▶ _Okuma metni_:
İlk Günah


Rasyonelliğe boğulmuş bir dünya için yalnızca sorumluluk, kabahat gibi anlamlarla karşılanabilecek olan günah sözcüğü, aslında, yeryüzünün en kalabalık kitlesel inancı olduğu söylenen bir dinin en temel doktriner unsurlarından biri olarak, hatta tüm tek tanrılı dinlerin en önemli argümanlarından biri olarak insan yaşamının tümünün biçimlenmesinde önemle üzerinde durulası bir kavramdır.
Malum, Hristiyanlığın meşhur “aslî günah” (Peccatum Originis)  kavramı, temelini İncil’den değil, Tevrat’taki Yaratılış (Genesis) kitabının üçüncü bölümünde anlatılan “yabanıl hayvanların en kurnazı” yılanın, Tanrı’nın Âdem’e yemeyi yasak kıldığı “iyiyle kötüyü bilme ağacının” meyvesinden yemesi için, “iyiyle kötüyü bilerek Tanrı gibi olmak” vaadiyle Havva’yı ikna etmesi, Havva’nın da “ağacın güzel, meyvesinin yemek için uygun ve bilgelik kazanmak için çekici” olduğunu görmesi sonucu meyveyi yemesi ve Adem’e de yedirmesi öyküsüne dayanır.
O güne dek çırçıplak dolaşan ve utanma nedir bilmeyen Âdem ve Havva, meyveyi yedikten sonra çıplaklıklarının ayırdına varır ve utanırlar.
Yaptıklarının karşılığı olarak; yılana “bütün evcil ve yabanıl hayvanların en lanetlisi” olarak “karnın üzerinde sürünecek, yaşamın boyunca toprak yiyeceksin” denir, kadının payına çocuk doğururken çok acı çekme, ağrılarla doğum yapma, kocaya istek duyma ve kocası tarafından yönetilme düşer. Âdem’in hissesine kalan ise, yaptığının karşılığında toprağın lanetlenmiş olması nedeniyle ancak diken, çalı ve yaban otları bitirecek olmasından dolayı, “yaşam boyu emek vermeden yiyecek bulamayacak”, “ekmeğini alın teri dökerek kazanacak” olmasıdır ve Havva’yla birlikte yaşamakta oldukları Aden bahçesinden çıkarılırlar. Bir de bu ikisinin ve soylarının birbirlerine düşman olmaları, birbirlerini yemeleri de işin cabası: “Seninle kadını, onun soyuyla senin soyunu birbirinize düşman edeceğim. Onun soyu senin başını ezecek, sen onun topuğuna saldıracaksın.

▶ _Veri kümesi girdileri_:
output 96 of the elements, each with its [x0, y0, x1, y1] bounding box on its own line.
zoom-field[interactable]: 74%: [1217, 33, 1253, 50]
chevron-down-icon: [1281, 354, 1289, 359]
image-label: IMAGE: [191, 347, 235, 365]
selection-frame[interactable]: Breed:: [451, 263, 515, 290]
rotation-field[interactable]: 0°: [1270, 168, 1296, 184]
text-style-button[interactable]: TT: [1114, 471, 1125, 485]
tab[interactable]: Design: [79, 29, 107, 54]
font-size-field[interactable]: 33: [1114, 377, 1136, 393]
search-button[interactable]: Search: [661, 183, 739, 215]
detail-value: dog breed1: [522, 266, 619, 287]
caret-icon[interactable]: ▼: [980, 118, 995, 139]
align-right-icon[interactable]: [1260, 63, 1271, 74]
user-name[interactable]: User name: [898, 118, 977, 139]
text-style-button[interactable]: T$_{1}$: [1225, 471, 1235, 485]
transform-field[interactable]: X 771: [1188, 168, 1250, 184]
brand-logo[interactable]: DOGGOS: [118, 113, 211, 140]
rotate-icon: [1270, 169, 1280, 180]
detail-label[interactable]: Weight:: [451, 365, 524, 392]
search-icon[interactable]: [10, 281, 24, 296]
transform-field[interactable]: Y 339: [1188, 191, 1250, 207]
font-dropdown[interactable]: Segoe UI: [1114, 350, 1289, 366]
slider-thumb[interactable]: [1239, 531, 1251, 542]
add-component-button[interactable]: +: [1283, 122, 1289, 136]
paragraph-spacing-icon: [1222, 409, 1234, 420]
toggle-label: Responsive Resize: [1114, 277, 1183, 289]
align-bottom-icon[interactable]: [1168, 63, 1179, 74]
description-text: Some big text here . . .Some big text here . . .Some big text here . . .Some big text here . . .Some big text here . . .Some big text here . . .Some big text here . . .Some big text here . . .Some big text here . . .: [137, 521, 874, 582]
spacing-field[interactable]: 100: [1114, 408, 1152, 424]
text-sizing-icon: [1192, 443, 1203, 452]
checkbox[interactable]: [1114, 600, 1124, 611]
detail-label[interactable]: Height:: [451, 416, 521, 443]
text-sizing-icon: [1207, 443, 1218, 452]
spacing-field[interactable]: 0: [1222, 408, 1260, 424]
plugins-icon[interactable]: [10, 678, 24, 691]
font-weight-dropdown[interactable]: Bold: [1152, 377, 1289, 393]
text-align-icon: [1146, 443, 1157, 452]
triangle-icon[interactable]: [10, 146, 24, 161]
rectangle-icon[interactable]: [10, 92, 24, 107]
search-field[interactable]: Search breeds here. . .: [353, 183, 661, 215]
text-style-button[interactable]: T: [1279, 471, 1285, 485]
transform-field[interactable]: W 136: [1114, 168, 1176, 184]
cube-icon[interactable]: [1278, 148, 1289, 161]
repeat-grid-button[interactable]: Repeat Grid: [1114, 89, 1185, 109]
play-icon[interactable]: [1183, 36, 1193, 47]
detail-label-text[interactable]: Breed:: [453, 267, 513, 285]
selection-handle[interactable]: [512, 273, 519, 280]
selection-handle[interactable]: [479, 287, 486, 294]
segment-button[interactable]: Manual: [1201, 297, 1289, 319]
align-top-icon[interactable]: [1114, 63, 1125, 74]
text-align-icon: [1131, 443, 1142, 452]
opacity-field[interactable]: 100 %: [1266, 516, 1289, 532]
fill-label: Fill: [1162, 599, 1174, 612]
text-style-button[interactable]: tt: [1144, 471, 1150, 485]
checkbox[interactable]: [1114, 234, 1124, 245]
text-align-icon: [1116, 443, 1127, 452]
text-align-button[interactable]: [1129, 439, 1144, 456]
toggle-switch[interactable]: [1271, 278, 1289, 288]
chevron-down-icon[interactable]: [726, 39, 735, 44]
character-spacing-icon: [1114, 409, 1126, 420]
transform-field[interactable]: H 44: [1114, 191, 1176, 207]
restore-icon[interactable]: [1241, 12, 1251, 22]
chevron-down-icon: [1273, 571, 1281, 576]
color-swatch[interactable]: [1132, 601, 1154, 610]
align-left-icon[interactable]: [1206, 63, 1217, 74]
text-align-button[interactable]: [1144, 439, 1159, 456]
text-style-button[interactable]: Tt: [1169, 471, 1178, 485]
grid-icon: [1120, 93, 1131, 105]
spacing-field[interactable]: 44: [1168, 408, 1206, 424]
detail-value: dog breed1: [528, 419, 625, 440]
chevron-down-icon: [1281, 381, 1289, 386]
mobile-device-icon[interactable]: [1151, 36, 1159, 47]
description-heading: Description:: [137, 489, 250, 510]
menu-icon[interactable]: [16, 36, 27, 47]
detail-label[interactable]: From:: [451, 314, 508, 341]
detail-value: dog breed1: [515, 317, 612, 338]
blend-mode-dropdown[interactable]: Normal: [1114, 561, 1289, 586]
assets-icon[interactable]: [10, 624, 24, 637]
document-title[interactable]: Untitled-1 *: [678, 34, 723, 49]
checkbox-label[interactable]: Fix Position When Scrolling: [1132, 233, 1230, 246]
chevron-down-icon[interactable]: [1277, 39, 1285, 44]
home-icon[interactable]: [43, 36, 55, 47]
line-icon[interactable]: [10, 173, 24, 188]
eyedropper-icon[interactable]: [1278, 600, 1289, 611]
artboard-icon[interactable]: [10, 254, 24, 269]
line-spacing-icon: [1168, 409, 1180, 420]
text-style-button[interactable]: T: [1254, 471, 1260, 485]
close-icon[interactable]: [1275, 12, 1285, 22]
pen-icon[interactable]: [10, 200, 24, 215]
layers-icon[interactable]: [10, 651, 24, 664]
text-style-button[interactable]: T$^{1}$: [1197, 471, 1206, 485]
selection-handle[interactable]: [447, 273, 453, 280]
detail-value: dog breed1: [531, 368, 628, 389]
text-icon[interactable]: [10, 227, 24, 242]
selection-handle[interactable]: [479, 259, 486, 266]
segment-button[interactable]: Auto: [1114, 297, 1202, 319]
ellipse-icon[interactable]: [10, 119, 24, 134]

▶ _İstenen_:
İlk günahı anlatan metne göre Âdem ile Havva meyveyi yedikten sonra neyin ayırdına varır, lütfen belirtin.

▶ _Görevin yanıtı_:
Çıplaklıklarının ayırdına varır ve utanırlar.